Review the lines that follow and copy each one that contains the word "selections".

Data records:
>> Begin

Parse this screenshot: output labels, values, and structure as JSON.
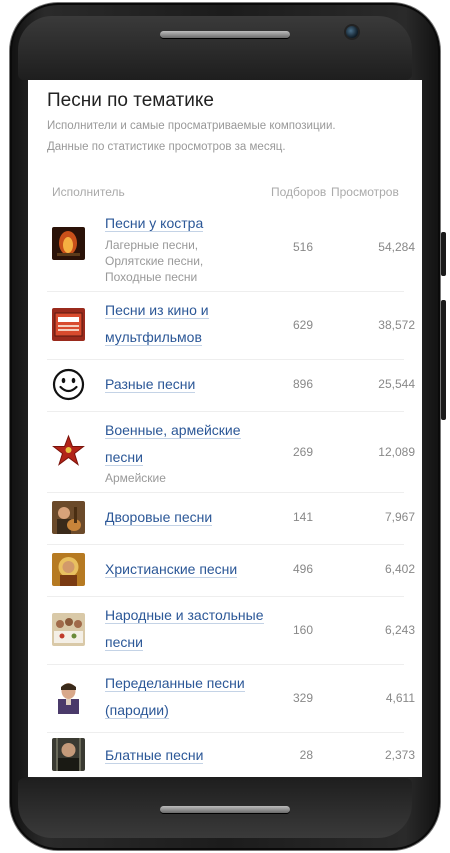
{
  "page": {
    "title": "Песни по тематике",
    "subtitle_line1": "Исполнители и самые просматриваемые композиции.",
    "subtitle_line2": "Данные по статистике просмотров за месяц."
  },
  "table": {
    "headers": {
      "artist": "Исполнитель",
      "selections": "Подборов",
      "views": "Просмотров"
    },
    "rows": [
      {
        "name_lines": [
          "Песни у костра"
        ],
        "desc_lines": [
          "Лагерные песни,",
          "Орлятские песни,",
          "Походные песни"
        ],
        "selections": "516",
        "views": "54,284",
        "icon": "campfire-icon"
      },
      {
        "name_lines": [
          "Песни из кино и",
          "мультфильмов"
        ],
        "desc_lines": [],
        "selections": "629",
        "views": "38,572",
        "icon": "film-songs-badge-icon"
      },
      {
        "name_lines": [
          "Разные песни"
        ],
        "desc_lines": [],
        "selections": "896",
        "views": "25,544",
        "icon": "smiley-icon"
      },
      {
        "name_lines": [
          "Военные, армейские",
          "песни"
        ],
        "desc_lines": [
          "Армейские"
        ],
        "selections": "269",
        "views": "12,089",
        "icon": "red-star-icon"
      },
      {
        "name_lines": [
          "Дворовые песни"
        ],
        "desc_lines": [],
        "selections": "141",
        "views": "7,967",
        "icon": "yard-guitar-icon"
      },
      {
        "name_lines": [
          "Христианские песни"
        ],
        "desc_lines": [],
        "selections": "496",
        "views": "6,402",
        "icon": "icon-painting-icon"
      },
      {
        "name_lines": [
          "Народные и застольные",
          "песни"
        ],
        "desc_lines": [],
        "selections": "160",
        "views": "6,243",
        "icon": "feast-table-icon"
      },
      {
        "name_lines": [
          "Переделанные песни",
          "(пародии)"
        ],
        "desc_lines": [],
        "selections": "329",
        "views": "4,611",
        "icon": "parody-man-icon"
      },
      {
        "name_lines": [
          "Блатные песни"
        ],
        "desc_lines": [],
        "selections": "28",
        "views": "2,373",
        "icon": "prison-man-icon"
      }
    ]
  }
}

>> End

* [EXERCISE ANSWER]
      "selections": "Подборов",
        "selections": "516",
        "selections": "629",
        "selections": "896",
        "selections": "269",
        "selections": "141",
        "selections": "496",
        "selections": "160",
        "selections": "329",
        "selections": "28",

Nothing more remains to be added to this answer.